*WORK REQUIRED*. Each entry that follows is to be retyped exactly. Pictures do not belong in the copy.

*DATASET ENTRIES*.
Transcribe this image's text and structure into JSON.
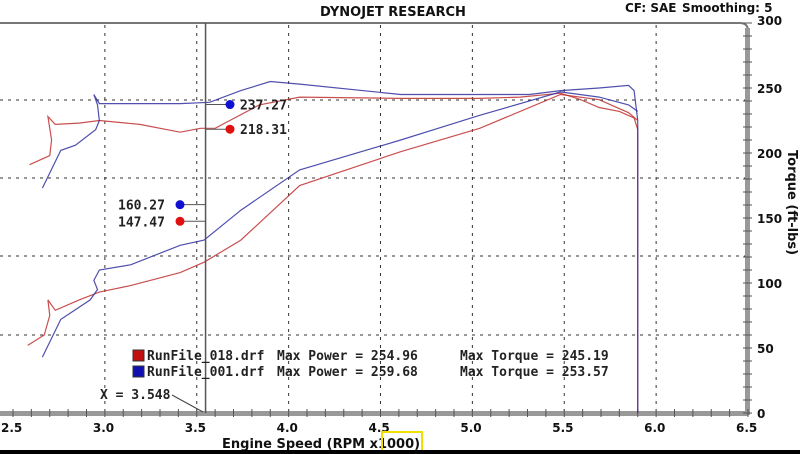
{
  "header": {
    "title": "DYNOJET RESEARCH",
    "cf": "CF: SAE",
    "smoothing": "Smoothing: 5"
  },
  "chart_data": {
    "type": "line",
    "title": "DYNOJET RESEARCH",
    "xlabel": "Engine Speed (RPM x1000)",
    "ylabel": "Torque (ft-lbs)",
    "xlim": [
      2.5,
      6.5
    ],
    "ylim": [
      0,
      300
    ],
    "xticks": [
      "2.5",
      "3.0",
      "3.5",
      "4.0",
      "4.5",
      "5.0",
      "5.5",
      "6.0",
      "6.5"
    ],
    "yticks": [
      "0",
      "50",
      "100",
      "150",
      "200",
      "250",
      "300"
    ],
    "grid": true,
    "cursor": {
      "label": "X = 3.548",
      "x": 3.548
    },
    "series": [
      {
        "name": "RunFile_018.drf",
        "kind": "torque",
        "color": "#c03030",
        "points": [
          [
            2.59,
            191
          ],
          [
            2.7,
            198
          ],
          [
            2.71,
            210
          ],
          [
            2.7,
            219
          ],
          [
            2.69,
            228
          ],
          [
            2.73,
            222
          ],
          [
            2.86,
            223
          ],
          [
            2.97,
            225
          ],
          [
            3.19,
            222
          ],
          [
            3.41,
            216
          ],
          [
            3.52,
            219
          ],
          [
            3.6,
            219
          ],
          [
            3.68,
            225
          ],
          [
            3.84,
            237
          ],
          [
            4.06,
            243
          ],
          [
            4.61,
            242
          ],
          [
            5.04,
            242
          ],
          [
            5.26,
            243
          ],
          [
            5.48,
            246
          ],
          [
            5.59,
            241
          ],
          [
            5.69,
            235
          ],
          [
            5.8,
            232
          ],
          [
            5.88,
            227
          ],
          [
            5.9,
            218
          ],
          [
            5.9,
            0
          ]
        ]
      },
      {
        "name": "RunFile_001.drf",
        "kind": "torque",
        "color": "#3030a0",
        "points": [
          [
            2.66,
            173
          ],
          [
            2.76,
            202
          ],
          [
            2.84,
            206
          ],
          [
            2.95,
            218
          ],
          [
            2.97,
            225
          ],
          [
            2.96,
            237
          ],
          [
            2.94,
            245
          ],
          [
            2.97,
            238
          ],
          [
            3.19,
            238
          ],
          [
            3.41,
            238
          ],
          [
            3.57,
            239
          ],
          [
            3.74,
            248
          ],
          [
            3.9,
            255
          ],
          [
            4.06,
            253
          ],
          [
            4.61,
            245
          ],
          [
            5.04,
            245
          ],
          [
            5.31,
            245
          ],
          [
            5.48,
            248
          ],
          [
            5.69,
            250
          ],
          [
            5.85,
            252
          ],
          [
            5.88,
            248
          ],
          [
            5.9,
            225
          ],
          [
            5.9,
            0
          ]
        ]
      },
      {
        "name": "RunFile_018.drf",
        "kind": "power",
        "color": "#c03030",
        "points": [
          [
            2.58,
            52
          ],
          [
            2.67,
            60
          ],
          [
            2.7,
            75
          ],
          [
            2.69,
            87
          ],
          [
            2.73,
            79
          ],
          [
            2.86,
            87
          ],
          [
            2.97,
            93
          ],
          [
            3.14,
            98
          ],
          [
            3.41,
            108
          ],
          [
            3.54,
            116
          ],
          [
            3.74,
            133
          ],
          [
            4.06,
            175
          ],
          [
            4.61,
            201
          ],
          [
            5.04,
            219
          ],
          [
            5.48,
            245
          ],
          [
            5.69,
            241
          ],
          [
            5.85,
            231
          ],
          [
            5.9,
            225
          ]
        ]
      },
      {
        "name": "RunFile_001.drf",
        "kind": "power",
        "color": "#3030a0",
        "points": [
          [
            2.66,
            43
          ],
          [
            2.76,
            72
          ],
          [
            2.92,
            87
          ],
          [
            2.96,
            95
          ],
          [
            2.94,
            102
          ],
          [
            2.97,
            110
          ],
          [
            3.14,
            114
          ],
          [
            3.41,
            129
          ],
          [
            3.54,
            133
          ],
          [
            3.74,
            156
          ],
          [
            4.06,
            187
          ],
          [
            4.61,
            210
          ],
          [
            5.04,
            229
          ],
          [
            5.48,
            247
          ],
          [
            5.69,
            243
          ],
          [
            5.85,
            237
          ],
          [
            5.9,
            232
          ]
        ]
      }
    ],
    "cursor_values": [
      {
        "value": 237.27,
        "text": "237.27",
        "color": "#1010d0",
        "side": "right"
      },
      {
        "value": 218.31,
        "text": "218.31",
        "color": "#e01010",
        "side": "right"
      },
      {
        "value": 160.27,
        "text": "160.27",
        "color": "#1010d0",
        "side": "left"
      },
      {
        "value": 147.47,
        "text": "147.47",
        "color": "#e01010",
        "side": "left"
      }
    ],
    "legend": [
      {
        "file": "RunFile_018.drf",
        "power": "Max Power = 254.96",
        "torque": "Max Torque = 245.19",
        "color": "#c01010"
      },
      {
        "file": "RunFile_001.drf",
        "power": "Max Power = 259.68",
        "torque": "Max Torque = 253.57",
        "color": "#1010b0"
      }
    ]
  }
}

*WRITTEN ANSWER*.
Transcribe this image's text and structure into JSON.
{
  "header": {
    "title": "DYNOJET RESEARCH",
    "cf": "CF: SAE",
    "smoothing": "Smoothing: 5"
  },
  "chart_data": {
    "type": "line",
    "title": "DYNOJET RESEARCH",
    "xlabel": "Engine Speed (RPM x1000)",
    "ylabel": "Torque (ft-lbs)",
    "xlim": [
      2.5,
      6.5
    ],
    "ylim": [
      0,
      300
    ],
    "xticks": [
      "2.5",
      "3.0",
      "3.5",
      "4.0",
      "4.5",
      "5.0",
      "5.5",
      "6.0",
      "6.5"
    ],
    "yticks": [
      "0",
      "50",
      "100",
      "150",
      "200",
      "250",
      "300"
    ],
    "grid": true,
    "cursor": {
      "label": "X = 3.548",
      "x": 3.548
    },
    "series": [
      {
        "name": "RunFile_018.drf",
        "kind": "torque",
        "color": "#c03030",
        "points": [
          [
            2.59,
            191
          ],
          [
            2.7,
            198
          ],
          [
            2.71,
            210
          ],
          [
            2.7,
            219
          ],
          [
            2.69,
            228
          ],
          [
            2.73,
            222
          ],
          [
            2.86,
            223
          ],
          [
            2.97,
            225
          ],
          [
            3.19,
            222
          ],
          [
            3.41,
            216
          ],
          [
            3.52,
            219
          ],
          [
            3.6,
            219
          ],
          [
            3.68,
            225
          ],
          [
            3.84,
            237
          ],
          [
            4.06,
            243
          ],
          [
            4.61,
            242
          ],
          [
            5.04,
            242
          ],
          [
            5.26,
            243
          ],
          [
            5.48,
            246
          ],
          [
            5.59,
            241
          ],
          [
            5.69,
            235
          ],
          [
            5.8,
            232
          ],
          [
            5.88,
            227
          ],
          [
            5.9,
            218
          ],
          [
            5.9,
            0
          ]
        ]
      },
      {
        "name": "RunFile_001.drf",
        "kind": "torque",
        "color": "#3030a0",
        "points": [
          [
            2.66,
            173
          ],
          [
            2.76,
            202
          ],
          [
            2.84,
            206
          ],
          [
            2.95,
            218
          ],
          [
            2.97,
            225
          ],
          [
            2.96,
            237
          ],
          [
            2.94,
            245
          ],
          [
            2.97,
            238
          ],
          [
            3.19,
            238
          ],
          [
            3.41,
            238
          ],
          [
            3.57,
            239
          ],
          [
            3.74,
            248
          ],
          [
            3.9,
            255
          ],
          [
            4.06,
            253
          ],
          [
            4.61,
            245
          ],
          [
            5.04,
            245
          ],
          [
            5.31,
            245
          ],
          [
            5.48,
            248
          ],
          [
            5.69,
            250
          ],
          [
            5.85,
            252
          ],
          [
            5.88,
            248
          ],
          [
            5.9,
            225
          ],
          [
            5.9,
            0
          ]
        ]
      },
      {
        "name": "RunFile_018.drf",
        "kind": "power",
        "color": "#c03030",
        "points": [
          [
            2.58,
            52
          ],
          [
            2.67,
            60
          ],
          [
            2.7,
            75
          ],
          [
            2.69,
            87
          ],
          [
            2.73,
            79
          ],
          [
            2.86,
            87
          ],
          [
            2.97,
            93
          ],
          [
            3.14,
            98
          ],
          [
            3.41,
            108
          ],
          [
            3.54,
            116
          ],
          [
            3.74,
            133
          ],
          [
            4.06,
            175
          ],
          [
            4.61,
            201
          ],
          [
            5.04,
            219
          ],
          [
            5.48,
            245
          ],
          [
            5.69,
            241
          ],
          [
            5.85,
            231
          ],
          [
            5.9,
            225
          ]
        ]
      },
      {
        "name": "RunFile_001.drf",
        "kind": "power",
        "color": "#3030a0",
        "points": [
          [
            2.66,
            43
          ],
          [
            2.76,
            72
          ],
          [
            2.92,
            87
          ],
          [
            2.96,
            95
          ],
          [
            2.94,
            102
          ],
          [
            2.97,
            110
          ],
          [
            3.14,
            114
          ],
          [
            3.41,
            129
          ],
          [
            3.54,
            133
          ],
          [
            3.74,
            156
          ],
          [
            4.06,
            187
          ],
          [
            4.61,
            210
          ],
          [
            5.04,
            229
          ],
          [
            5.48,
            247
          ],
          [
            5.69,
            243
          ],
          [
            5.85,
            237
          ],
          [
            5.9,
            232
          ]
        ]
      }
    ],
    "cursor_values": [
      {
        "value": 237.27,
        "text": "237.27",
        "color": "#1010d0",
        "side": "right"
      },
      {
        "value": 218.31,
        "text": "218.31",
        "color": "#e01010",
        "side": "right"
      },
      {
        "value": 160.27,
        "text": "160.27",
        "color": "#1010d0",
        "side": "left"
      },
      {
        "value": 147.47,
        "text": "147.47",
        "color": "#e01010",
        "side": "left"
      }
    ],
    "legend": [
      {
        "file": "RunFile_018.drf",
        "power": "Max Power = 254.96",
        "torque": "Max Torque = 245.19",
        "color": "#c01010"
      },
      {
        "file": "RunFile_001.drf",
        "power": "Max Power = 259.68",
        "torque": "Max Torque = 253.57",
        "color": "#1010b0"
      }
    ]
  }
}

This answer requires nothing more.